►

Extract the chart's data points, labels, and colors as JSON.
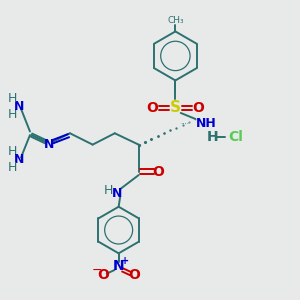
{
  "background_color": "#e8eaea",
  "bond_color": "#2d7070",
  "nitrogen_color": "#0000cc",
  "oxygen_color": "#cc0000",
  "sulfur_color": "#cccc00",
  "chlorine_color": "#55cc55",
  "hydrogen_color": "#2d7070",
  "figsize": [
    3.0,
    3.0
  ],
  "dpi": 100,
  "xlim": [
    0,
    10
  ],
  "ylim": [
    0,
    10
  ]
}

◄

** What is needed **
Do not include images; quote all of the entries above exactly.

** Exercise response **
Extract the chart's data points, labels, and colors as JSON.
{
  "background_color": "#e8eaea",
  "bond_color": "#2d7070",
  "nitrogen_color": "#0000cc",
  "oxygen_color": "#cc0000",
  "sulfur_color": "#cccc00",
  "chlorine_color": "#55cc55",
  "hydrogen_color": "#2d7070",
  "figsize": [
    3.0,
    3.0
  ],
  "dpi": 100,
  "xlim": [
    0,
    10
  ],
  "ylim": [
    0,
    10
  ]
}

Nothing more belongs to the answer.